__SUPPLIED DATA__.
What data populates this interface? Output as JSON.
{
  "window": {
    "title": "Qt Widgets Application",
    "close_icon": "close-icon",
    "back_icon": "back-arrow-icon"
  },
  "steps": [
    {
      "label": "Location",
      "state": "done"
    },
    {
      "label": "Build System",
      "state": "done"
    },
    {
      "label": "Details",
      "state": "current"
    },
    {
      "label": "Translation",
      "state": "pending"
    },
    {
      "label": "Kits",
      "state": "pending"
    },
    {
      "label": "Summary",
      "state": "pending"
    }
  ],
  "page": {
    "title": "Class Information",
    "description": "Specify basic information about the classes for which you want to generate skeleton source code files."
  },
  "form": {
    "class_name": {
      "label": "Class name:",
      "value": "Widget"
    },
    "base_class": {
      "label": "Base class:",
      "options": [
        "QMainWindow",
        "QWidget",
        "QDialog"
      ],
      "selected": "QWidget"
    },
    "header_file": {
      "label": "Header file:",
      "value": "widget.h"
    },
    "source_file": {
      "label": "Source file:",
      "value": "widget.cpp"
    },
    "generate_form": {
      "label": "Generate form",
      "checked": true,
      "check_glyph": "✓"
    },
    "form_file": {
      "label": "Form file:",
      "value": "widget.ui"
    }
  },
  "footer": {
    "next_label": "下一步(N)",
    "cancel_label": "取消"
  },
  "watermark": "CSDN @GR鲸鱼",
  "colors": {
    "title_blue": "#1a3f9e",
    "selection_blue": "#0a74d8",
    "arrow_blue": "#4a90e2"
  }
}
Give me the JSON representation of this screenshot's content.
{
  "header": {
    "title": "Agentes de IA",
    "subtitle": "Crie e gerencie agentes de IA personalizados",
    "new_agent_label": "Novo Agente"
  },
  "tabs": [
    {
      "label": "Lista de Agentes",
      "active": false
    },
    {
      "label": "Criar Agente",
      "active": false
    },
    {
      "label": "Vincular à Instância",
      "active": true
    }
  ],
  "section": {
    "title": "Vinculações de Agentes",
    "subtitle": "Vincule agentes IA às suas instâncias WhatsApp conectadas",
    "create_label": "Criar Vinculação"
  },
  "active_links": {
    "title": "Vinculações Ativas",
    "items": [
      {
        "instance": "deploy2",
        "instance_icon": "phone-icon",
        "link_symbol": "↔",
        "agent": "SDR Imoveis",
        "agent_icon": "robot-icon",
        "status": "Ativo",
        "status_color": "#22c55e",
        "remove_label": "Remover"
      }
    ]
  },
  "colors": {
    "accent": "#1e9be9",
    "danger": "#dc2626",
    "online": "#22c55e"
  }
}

* * *

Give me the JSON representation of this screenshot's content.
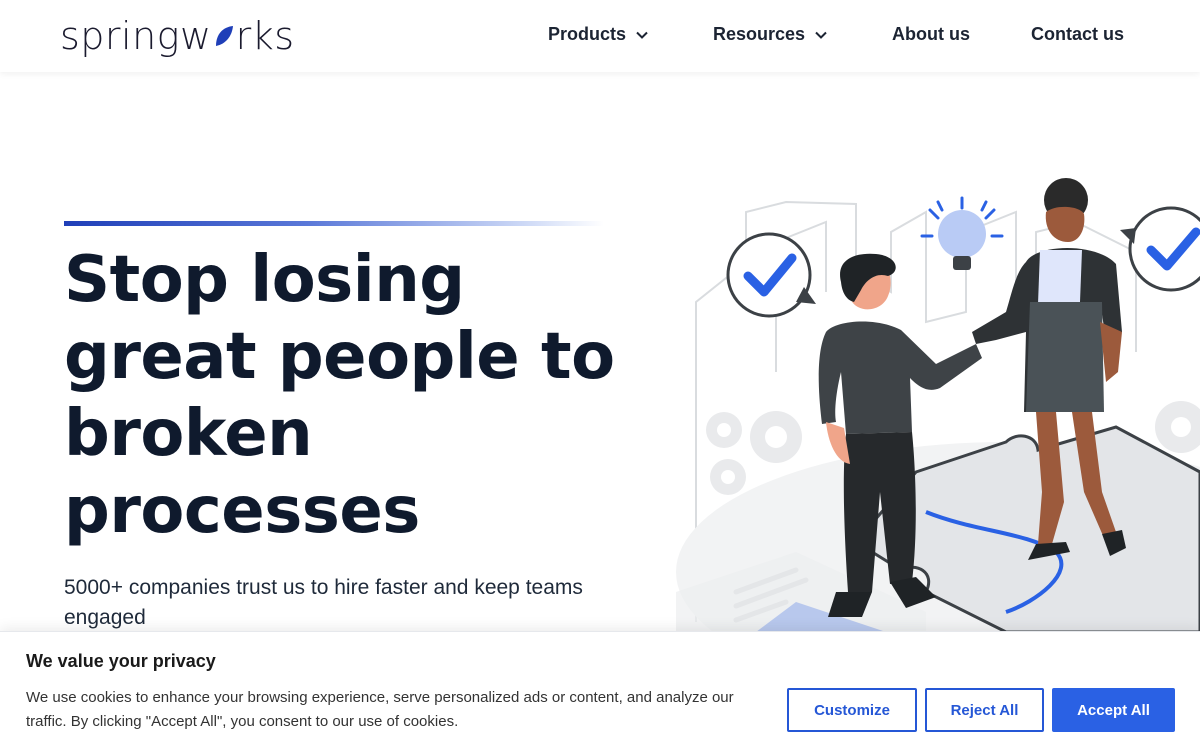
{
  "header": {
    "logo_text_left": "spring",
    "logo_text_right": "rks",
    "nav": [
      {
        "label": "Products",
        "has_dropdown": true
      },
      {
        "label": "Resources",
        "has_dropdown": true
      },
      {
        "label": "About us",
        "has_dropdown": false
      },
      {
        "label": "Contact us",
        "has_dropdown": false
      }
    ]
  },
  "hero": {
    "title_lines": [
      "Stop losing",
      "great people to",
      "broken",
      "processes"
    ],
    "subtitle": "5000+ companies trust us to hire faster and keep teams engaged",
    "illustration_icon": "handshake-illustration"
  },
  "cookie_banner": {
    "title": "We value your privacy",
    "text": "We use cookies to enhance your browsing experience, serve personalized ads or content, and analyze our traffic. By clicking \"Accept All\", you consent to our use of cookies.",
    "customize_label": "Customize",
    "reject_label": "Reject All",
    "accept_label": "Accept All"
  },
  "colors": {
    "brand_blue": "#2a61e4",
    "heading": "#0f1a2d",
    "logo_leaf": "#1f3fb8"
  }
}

...

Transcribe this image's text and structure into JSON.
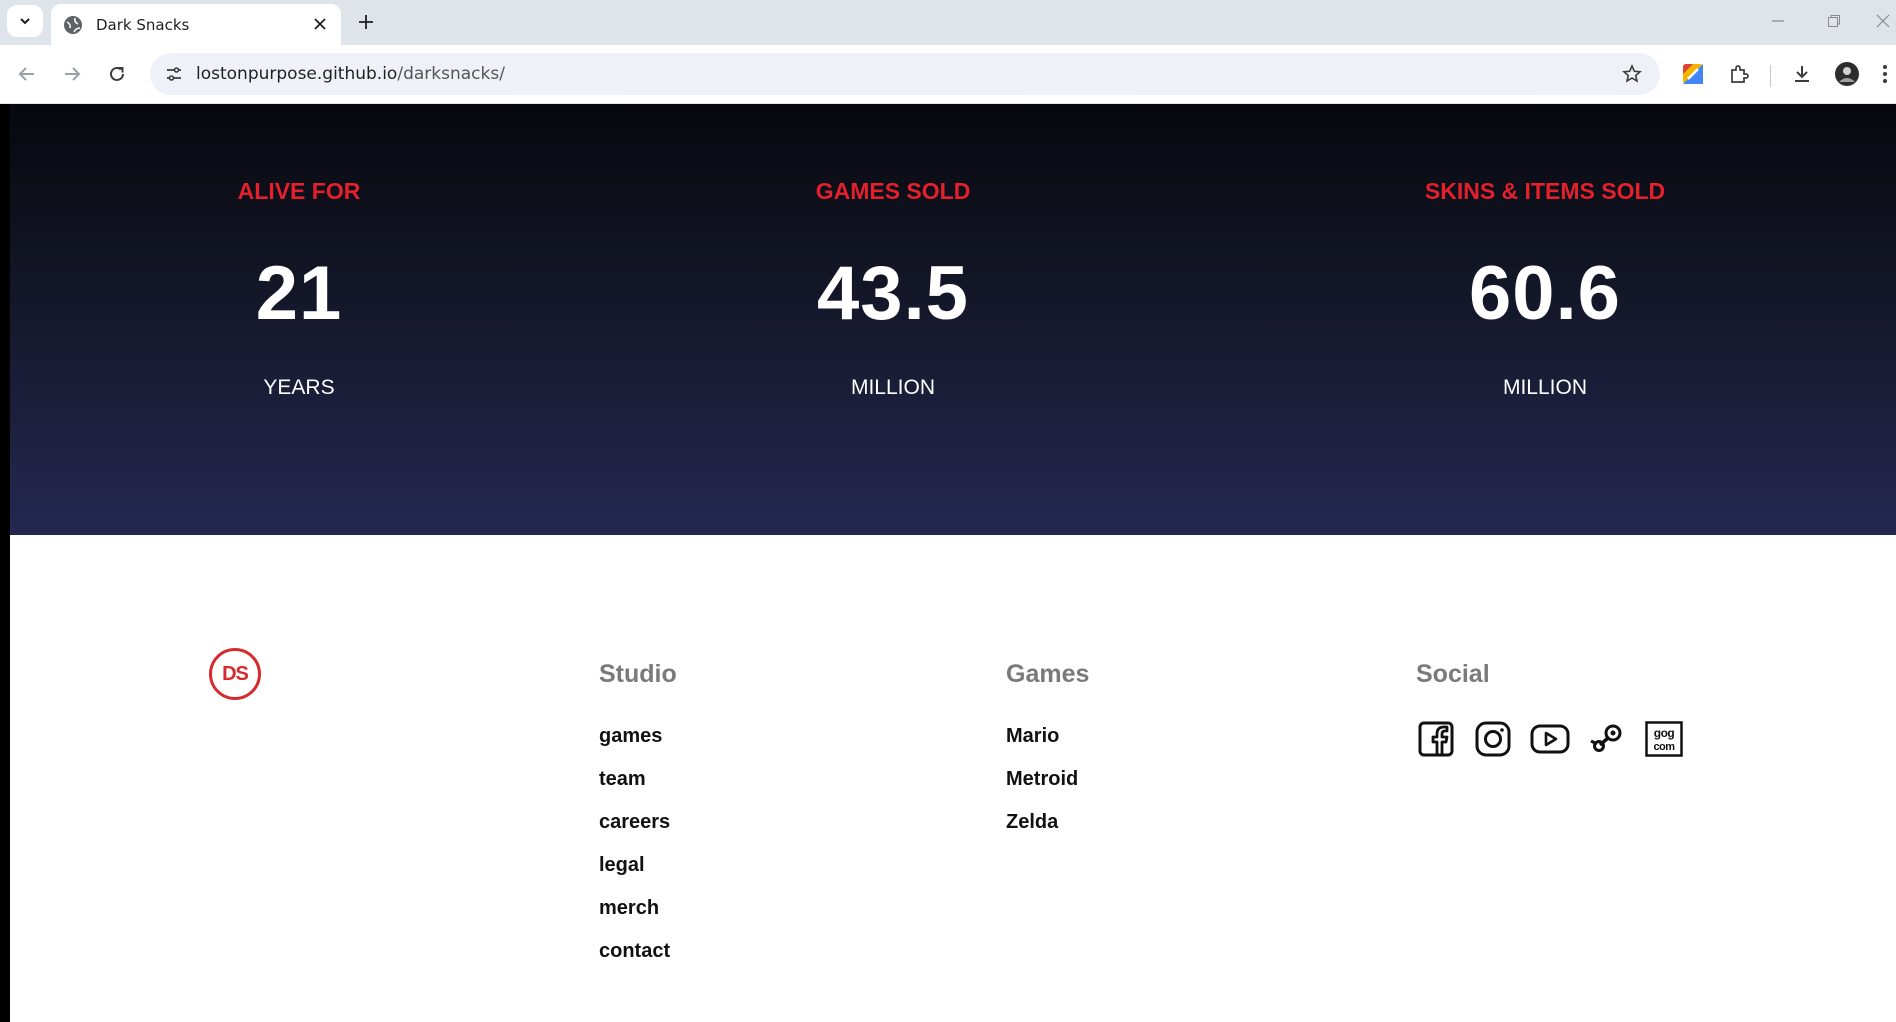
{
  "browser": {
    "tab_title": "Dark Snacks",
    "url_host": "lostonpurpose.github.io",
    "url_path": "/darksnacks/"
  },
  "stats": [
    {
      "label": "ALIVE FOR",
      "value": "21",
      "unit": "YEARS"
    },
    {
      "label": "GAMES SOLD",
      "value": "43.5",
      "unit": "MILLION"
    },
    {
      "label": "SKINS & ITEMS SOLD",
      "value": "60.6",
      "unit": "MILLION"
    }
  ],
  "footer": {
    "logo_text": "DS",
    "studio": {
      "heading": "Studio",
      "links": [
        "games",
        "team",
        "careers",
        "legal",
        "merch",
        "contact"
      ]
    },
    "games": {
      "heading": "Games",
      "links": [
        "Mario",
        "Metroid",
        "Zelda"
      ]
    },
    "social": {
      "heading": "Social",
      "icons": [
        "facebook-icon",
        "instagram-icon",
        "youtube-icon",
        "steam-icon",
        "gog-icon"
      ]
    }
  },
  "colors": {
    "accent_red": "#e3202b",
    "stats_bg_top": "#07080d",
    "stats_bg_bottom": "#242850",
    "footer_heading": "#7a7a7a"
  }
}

__JOB__. Look through the data and gather every line with the string "value" in it.

__ANSWER BELOW__.
      "value": "Widget"
      "value": "widget.h"
      "value": "widget.cpp"
      "value": "widget.ui"
    "title": "We value your privacy",
      "value": "21",
      "value": "43.5",
      "value": "60.6",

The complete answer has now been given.